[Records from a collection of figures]

☆ ☆ ☆

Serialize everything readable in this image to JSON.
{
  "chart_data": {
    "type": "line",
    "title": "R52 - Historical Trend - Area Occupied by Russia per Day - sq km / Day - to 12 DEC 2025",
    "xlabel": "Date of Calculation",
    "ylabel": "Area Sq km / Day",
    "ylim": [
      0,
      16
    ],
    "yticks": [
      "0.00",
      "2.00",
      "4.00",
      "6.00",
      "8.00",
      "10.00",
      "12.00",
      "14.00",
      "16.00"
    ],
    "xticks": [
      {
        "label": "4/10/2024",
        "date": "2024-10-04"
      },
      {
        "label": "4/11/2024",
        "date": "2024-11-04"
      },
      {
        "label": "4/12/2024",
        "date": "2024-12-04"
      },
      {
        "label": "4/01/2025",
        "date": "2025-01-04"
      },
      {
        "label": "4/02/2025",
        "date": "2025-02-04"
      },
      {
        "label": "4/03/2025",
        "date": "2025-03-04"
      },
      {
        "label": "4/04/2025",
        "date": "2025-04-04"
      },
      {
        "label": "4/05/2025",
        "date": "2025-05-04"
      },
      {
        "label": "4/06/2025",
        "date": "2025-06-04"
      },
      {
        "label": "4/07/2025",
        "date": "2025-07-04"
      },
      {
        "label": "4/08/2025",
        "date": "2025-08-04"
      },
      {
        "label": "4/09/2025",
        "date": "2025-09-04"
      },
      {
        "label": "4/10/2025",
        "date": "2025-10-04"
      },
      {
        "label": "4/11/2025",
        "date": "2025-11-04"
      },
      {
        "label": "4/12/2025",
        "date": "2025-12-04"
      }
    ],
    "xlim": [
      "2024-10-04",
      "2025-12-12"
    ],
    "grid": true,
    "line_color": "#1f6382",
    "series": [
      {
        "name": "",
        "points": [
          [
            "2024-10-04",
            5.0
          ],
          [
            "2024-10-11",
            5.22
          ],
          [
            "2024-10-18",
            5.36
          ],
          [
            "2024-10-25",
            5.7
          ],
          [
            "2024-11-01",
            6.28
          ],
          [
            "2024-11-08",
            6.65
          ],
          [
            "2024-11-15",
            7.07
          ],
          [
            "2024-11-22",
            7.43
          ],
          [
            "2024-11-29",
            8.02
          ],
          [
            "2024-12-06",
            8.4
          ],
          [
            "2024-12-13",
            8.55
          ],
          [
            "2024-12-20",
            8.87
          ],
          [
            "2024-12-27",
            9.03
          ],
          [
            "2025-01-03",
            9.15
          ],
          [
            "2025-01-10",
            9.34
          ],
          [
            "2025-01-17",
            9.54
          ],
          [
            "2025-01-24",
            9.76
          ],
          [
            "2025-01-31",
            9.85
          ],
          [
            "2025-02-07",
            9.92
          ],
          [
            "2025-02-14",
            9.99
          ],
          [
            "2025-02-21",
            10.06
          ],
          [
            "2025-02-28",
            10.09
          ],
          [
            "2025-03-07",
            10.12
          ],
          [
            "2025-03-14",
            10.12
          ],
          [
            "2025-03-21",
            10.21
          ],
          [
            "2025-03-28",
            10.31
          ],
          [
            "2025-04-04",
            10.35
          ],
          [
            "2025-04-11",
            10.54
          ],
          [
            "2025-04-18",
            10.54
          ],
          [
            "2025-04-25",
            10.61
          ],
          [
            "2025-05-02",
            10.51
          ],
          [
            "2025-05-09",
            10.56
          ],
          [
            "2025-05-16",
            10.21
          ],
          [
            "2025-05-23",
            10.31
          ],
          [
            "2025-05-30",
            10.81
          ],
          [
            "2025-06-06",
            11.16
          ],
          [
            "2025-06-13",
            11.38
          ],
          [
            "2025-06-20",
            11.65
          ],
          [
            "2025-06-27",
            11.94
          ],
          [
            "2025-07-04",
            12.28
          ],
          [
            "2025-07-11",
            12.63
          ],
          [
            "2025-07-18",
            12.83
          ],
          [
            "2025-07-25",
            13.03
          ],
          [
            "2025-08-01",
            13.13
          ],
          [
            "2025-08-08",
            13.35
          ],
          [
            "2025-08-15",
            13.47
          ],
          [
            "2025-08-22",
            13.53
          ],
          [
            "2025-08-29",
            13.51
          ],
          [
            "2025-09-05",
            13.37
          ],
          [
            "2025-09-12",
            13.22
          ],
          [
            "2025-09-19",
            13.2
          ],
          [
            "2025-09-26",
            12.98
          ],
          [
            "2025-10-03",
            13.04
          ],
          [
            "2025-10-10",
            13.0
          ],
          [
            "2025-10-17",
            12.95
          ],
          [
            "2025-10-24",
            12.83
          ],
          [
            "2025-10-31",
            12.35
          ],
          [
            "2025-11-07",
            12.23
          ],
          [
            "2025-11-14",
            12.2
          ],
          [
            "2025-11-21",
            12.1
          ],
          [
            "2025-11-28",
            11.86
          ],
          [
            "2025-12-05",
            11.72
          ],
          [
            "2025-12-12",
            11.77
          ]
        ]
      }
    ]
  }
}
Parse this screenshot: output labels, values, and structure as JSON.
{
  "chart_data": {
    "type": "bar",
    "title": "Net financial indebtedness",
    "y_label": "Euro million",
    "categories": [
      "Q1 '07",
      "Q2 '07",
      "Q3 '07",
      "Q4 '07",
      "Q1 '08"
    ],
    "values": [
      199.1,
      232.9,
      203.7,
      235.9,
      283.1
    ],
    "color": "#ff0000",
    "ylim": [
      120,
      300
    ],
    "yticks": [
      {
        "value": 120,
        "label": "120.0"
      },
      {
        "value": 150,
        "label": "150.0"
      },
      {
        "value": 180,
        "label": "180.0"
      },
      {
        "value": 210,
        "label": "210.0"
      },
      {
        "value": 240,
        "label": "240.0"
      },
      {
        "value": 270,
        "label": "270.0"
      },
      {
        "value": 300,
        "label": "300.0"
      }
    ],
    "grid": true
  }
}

☆ ☆ ☆

Exercise instructions: Please reproduce each record precisely as written.

Final result:
Serialize everything readable in this image to JSON.
{
  "chart_data": {
    "type": "line",
    "title": "R52 - Historical Trend - Area Occupied by Russia per Day - sq km / Day - to 12 DEC 2025",
    "xlabel": "Date of Calculation",
    "ylabel": "Area Sq km / Day",
    "ylim": [
      0,
      16
    ],
    "yticks": [
      "0.00",
      "2.00",
      "4.00",
      "6.00",
      "8.00",
      "10.00",
      "12.00",
      "14.00",
      "16.00"
    ],
    "xticks": [
      {
        "label": "4/10/2024",
        "date": "2024-10-04"
      },
      {
        "label": "4/11/2024",
        "date": "2024-11-04"
      },
      {
        "label": "4/12/2024",
        "date": "2024-12-04"
      },
      {
        "label": "4/01/2025",
        "date": "2025-01-04"
      },
      {
        "label": "4/02/2025",
        "date": "2025-02-04"
      },
      {
        "label": "4/03/2025",
        "date": "2025-03-04"
      },
      {
        "label": "4/04/2025",
        "date": "2025-04-04"
      },
      {
        "label": "4/05/2025",
        "date": "2025-05-04"
      },
      {
        "label": "4/06/2025",
        "date": "2025-06-04"
      },
      {
        "label": "4/07/2025",
        "date": "2025-07-04"
      },
      {
        "label": "4/08/2025",
        "date": "2025-08-04"
      },
      {
        "label": "4/09/2025",
        "date": "2025-09-04"
      },
      {
        "label": "4/10/2025",
        "date": "2025-10-04"
      },
      {
        "label": "4/11/2025",
        "date": "2025-11-04"
      },
      {
        "label": "4/12/2025",
        "date": "2025-12-04"
      }
    ],
    "xlim": [
      "2024-10-04",
      "2025-12-12"
    ],
    "grid": true,
    "line_color": "#1f6382",
    "series": [
      {
        "name": "",
        "points": [
          [
            "2024-10-04",
            5.0
          ],
          [
            "2024-10-11",
            5.22
          ],
          [
            "2024-10-18",
            5.36
          ],
          [
            "2024-10-25",
            5.7
          ],
          [
            "2024-11-01",
            6.28
          ],
          [
            "2024-11-08",
            6.65
          ],
          [
            "2024-11-15",
            7.07
          ],
          [
            "2024-11-22",
            7.43
          ],
          [
            "2024-11-29",
            8.02
          ],
          [
            "2024-12-06",
            8.4
          ],
          [
            "2024-12-13",
            8.55
          ],
          [
            "2024-12-20",
            8.87
          ],
          [
            "2024-12-27",
            9.03
          ],
          [
            "2025-01-03",
            9.15
          ],
          [
            "2025-01-10",
            9.34
          ],
          [
            "2025-01-17",
            9.54
          ],
          [
            "2025-01-24",
            9.76
          ],
          [
            "2025-01-31",
            9.85
          ],
          [
            "2025-02-07",
            9.92
          ],
          [
            "2025-02-14",
            9.99
          ],
          [
            "2025-02-21",
            10.06
          ],
          [
            "2025-02-28",
            10.09
          ],
          [
            "2025-03-07",
            10.12
          ],
          [
            "2025-03-14",
            10.12
          ],
          [
            "2025-03-21",
            10.21
          ],
          [
            "2025-03-28",
            10.31
          ],
          [
            "2025-04-04",
            10.35
          ],
          [
            "2025-04-11",
            10.54
          ],
          [
            "2025-04-18",
            10.54
          ],
          [
            "2025-04-25",
            10.61
          ],
          [
            "2025-05-02",
            10.51
          ],
          [
            "2025-05-09",
            10.56
          ],
          [
            "2025-05-16",
            10.21
          ],
          [
            "2025-05-23",
            10.31
          ],
          [
            "2025-05-30",
            10.81
          ],
          [
            "2025-06-06",
            11.16
          ],
          [
            "2025-06-13",
            11.38
          ],
          [
            "2025-06-20",
            11.65
          ],
          [
            "2025-06-27",
            11.94
          ],
          [
            "2025-07-04",
            12.28
          ],
          [
            "2025-07-11",
            12.63
          ],
          [
            "2025-07-18",
            12.83
          ],
          [
            "2025-07-25",
            13.03
          ],
          [
            "2025-08-01",
            13.13
          ],
          [
            "2025-08-08",
            13.35
          ],
          [
            "2025-08-15",
            13.47
          ],
          [
            "2025-08-22",
            13.53
          ],
          [
            "2025-08-29",
            13.51
          ],
          [
            "2025-09-05",
            13.37
          ],
          [
            "2025-09-12",
            13.22
          ],
          [
            "2025-09-19",
            13.2
          ],
          [
            "2025-09-26",
            12.98
          ],
          [
            "2025-10-03",
            13.04
          ],
          [
            "2025-10-10",
            13.0
          ],
          [
            "2025-10-17",
            12.95
          ],
          [
            "2025-10-24",
            12.83
          ],
          [
            "2025-10-31",
            12.35
          ],
          [
            "2025-11-07",
            12.23
          ],
          [
            "2025-11-14",
            12.2
          ],
          [
            "2025-11-21",
            12.1
          ],
          [
            "2025-11-28",
            11.86
          ],
          [
            "2025-12-05",
            11.72
          ],
          [
            "2025-12-12",
            11.77
          ]
        ]
      }
    ]
  }
}
Parse this screenshot: output labels, values, and structure as JSON.
{
  "chart_data": {
    "type": "bar",
    "title": "Net financial indebtedness",
    "y_label": "Euro million",
    "categories": [
      "Q1 '07",
      "Q2 '07",
      "Q3 '07",
      "Q4 '07",
      "Q1 '08"
    ],
    "values": [
      199.1,
      232.9,
      203.7,
      235.9,
      283.1
    ],
    "color": "#ff0000",
    "ylim": [
      120,
      300
    ],
    "yticks": [
      {
        "value": 120,
        "label": "120.0"
      },
      {
        "value": 150,
        "label": "150.0"
      },
      {
        "value": 180,
        "label": "180.0"
      },
      {
        "value": 210,
        "label": "210.0"
      },
      {
        "value": 240,
        "label": "240.0"
      },
      {
        "value": 270,
        "label": "270.0"
      },
      {
        "value": 300,
        "label": "300.0"
      }
    ],
    "grid": true
  }
}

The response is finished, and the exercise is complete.